DATA ROWS:
'''

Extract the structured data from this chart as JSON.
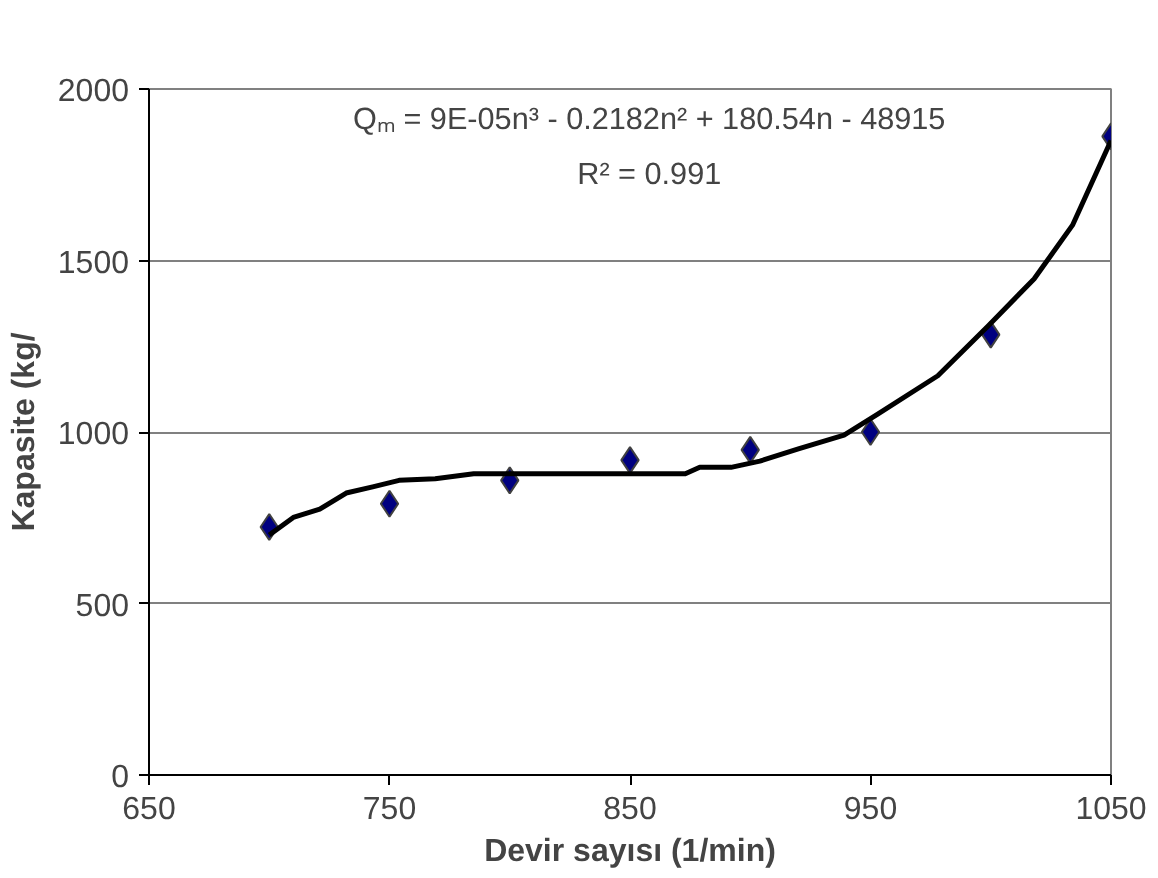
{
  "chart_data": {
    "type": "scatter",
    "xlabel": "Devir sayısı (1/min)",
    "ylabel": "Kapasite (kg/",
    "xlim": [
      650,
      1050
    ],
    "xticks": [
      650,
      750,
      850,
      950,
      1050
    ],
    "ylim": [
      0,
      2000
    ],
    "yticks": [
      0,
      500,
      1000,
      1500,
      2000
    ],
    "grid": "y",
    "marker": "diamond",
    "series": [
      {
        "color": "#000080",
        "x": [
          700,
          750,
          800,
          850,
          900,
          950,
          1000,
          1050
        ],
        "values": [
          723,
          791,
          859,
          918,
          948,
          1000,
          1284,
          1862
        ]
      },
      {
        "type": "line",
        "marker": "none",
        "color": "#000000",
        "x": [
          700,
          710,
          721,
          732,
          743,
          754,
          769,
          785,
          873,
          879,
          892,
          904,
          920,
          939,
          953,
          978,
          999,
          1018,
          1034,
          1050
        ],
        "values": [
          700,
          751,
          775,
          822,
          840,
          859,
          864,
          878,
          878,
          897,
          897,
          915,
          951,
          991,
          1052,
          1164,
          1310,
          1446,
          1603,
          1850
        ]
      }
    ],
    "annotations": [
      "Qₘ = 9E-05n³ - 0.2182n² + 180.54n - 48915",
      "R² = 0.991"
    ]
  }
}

'''
'''

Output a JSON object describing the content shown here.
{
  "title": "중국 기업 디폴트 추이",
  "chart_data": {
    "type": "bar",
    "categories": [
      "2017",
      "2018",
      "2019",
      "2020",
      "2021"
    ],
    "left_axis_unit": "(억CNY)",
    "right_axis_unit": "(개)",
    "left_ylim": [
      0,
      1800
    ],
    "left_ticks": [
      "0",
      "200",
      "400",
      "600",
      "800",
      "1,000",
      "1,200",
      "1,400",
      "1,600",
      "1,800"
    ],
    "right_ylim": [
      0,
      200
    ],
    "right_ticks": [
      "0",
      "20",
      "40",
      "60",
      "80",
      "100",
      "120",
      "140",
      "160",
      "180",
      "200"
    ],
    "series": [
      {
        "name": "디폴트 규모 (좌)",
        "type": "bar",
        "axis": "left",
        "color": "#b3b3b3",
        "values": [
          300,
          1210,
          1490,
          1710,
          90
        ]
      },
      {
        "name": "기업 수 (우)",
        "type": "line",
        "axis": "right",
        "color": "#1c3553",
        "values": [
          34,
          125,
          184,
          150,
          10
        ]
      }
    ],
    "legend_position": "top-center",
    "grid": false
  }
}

'''

Filter lines by "JSON" and return each hit.

RESULT OF THE EXERCISE:
Extract the structured data from this chart as JSON.
Output a JSON object describing the content shown here.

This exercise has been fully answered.